• _WORK TO BE COMPLETED_
Copy out each line of the data holding "Freq".

• _THE RECORDS_
● ● ●
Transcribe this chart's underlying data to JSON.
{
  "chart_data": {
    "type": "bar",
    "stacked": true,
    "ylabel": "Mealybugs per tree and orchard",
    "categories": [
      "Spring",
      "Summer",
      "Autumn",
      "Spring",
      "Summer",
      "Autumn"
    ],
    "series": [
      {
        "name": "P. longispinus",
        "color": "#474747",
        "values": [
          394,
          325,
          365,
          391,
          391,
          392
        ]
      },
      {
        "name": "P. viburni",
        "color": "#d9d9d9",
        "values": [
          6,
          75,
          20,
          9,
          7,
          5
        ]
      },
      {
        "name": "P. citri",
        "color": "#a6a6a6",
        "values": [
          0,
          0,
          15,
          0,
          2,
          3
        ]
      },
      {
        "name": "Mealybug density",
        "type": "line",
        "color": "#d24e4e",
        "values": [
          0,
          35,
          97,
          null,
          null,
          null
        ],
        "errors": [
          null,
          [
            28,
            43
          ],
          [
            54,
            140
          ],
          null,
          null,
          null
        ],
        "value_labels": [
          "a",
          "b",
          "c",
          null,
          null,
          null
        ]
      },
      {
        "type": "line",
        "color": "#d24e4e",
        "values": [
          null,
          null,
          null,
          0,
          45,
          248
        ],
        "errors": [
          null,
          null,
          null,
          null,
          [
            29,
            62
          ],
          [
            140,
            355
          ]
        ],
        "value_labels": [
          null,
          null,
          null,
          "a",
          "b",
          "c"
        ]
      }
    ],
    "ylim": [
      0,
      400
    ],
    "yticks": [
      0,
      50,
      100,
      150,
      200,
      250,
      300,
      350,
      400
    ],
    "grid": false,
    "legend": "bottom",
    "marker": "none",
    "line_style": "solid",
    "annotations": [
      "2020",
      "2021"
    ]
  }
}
● ● ●
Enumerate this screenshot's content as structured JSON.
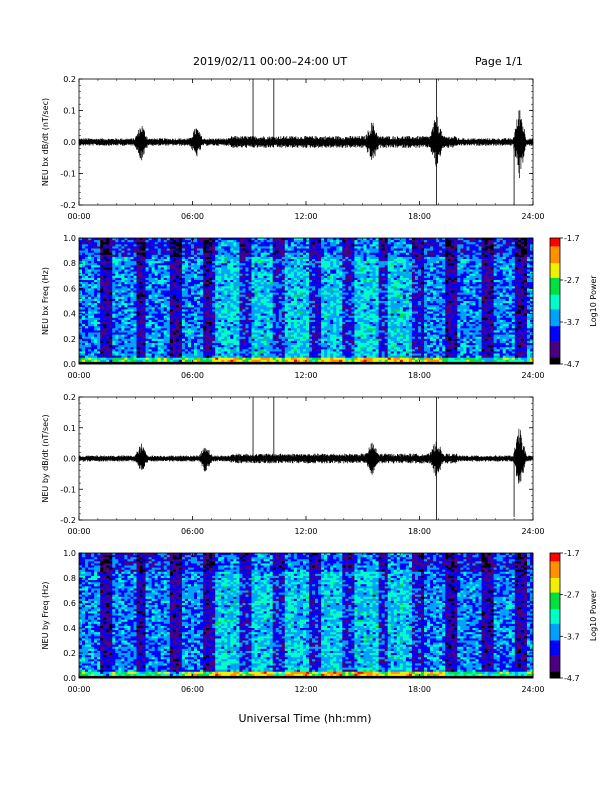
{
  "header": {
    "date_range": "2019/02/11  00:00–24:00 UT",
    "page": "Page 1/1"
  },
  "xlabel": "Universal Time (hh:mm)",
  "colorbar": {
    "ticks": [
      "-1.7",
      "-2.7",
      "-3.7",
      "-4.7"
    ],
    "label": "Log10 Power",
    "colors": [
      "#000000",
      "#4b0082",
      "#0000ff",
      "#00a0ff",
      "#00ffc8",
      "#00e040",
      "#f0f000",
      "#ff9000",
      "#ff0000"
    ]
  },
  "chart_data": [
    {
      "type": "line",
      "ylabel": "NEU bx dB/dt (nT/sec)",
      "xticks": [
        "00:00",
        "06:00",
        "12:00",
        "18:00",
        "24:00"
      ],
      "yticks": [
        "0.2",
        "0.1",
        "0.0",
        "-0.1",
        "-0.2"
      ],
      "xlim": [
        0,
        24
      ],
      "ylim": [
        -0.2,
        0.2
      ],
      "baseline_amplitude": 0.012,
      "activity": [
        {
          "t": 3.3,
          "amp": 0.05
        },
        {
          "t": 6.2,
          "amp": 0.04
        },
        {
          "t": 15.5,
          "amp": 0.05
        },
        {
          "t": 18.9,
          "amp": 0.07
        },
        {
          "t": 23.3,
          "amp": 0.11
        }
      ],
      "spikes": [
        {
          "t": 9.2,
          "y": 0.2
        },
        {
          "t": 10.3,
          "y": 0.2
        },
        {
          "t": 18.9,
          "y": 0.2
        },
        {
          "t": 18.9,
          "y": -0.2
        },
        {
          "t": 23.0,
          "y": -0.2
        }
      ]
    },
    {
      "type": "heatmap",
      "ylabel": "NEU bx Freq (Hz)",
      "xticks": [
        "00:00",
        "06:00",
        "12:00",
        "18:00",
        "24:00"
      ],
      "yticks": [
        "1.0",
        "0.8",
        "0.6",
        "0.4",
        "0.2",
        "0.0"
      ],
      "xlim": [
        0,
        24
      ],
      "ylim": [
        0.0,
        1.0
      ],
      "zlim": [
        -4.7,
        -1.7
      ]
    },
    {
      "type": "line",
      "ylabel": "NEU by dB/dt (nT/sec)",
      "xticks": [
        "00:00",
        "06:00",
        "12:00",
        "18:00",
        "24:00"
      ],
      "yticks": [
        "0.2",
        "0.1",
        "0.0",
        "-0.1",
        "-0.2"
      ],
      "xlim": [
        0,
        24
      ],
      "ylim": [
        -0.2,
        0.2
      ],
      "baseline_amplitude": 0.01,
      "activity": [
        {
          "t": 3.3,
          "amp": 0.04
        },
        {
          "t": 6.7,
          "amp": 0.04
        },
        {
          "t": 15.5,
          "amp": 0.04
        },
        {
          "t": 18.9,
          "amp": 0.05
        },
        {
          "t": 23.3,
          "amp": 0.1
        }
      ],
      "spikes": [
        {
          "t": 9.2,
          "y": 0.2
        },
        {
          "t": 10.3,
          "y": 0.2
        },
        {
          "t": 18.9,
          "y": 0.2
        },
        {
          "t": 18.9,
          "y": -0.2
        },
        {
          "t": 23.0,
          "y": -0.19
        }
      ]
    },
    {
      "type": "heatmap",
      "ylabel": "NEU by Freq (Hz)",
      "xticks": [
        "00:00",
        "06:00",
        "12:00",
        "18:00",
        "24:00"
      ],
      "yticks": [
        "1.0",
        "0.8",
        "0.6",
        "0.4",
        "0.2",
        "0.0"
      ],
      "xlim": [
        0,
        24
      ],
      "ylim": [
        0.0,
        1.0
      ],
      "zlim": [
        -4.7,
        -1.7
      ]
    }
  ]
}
● ● ●
• _RESULT FOR THIS TASK_
      "ylabel": "NEU bx Freq (Hz)",
      "ylabel": "NEU by Freq (Hz)",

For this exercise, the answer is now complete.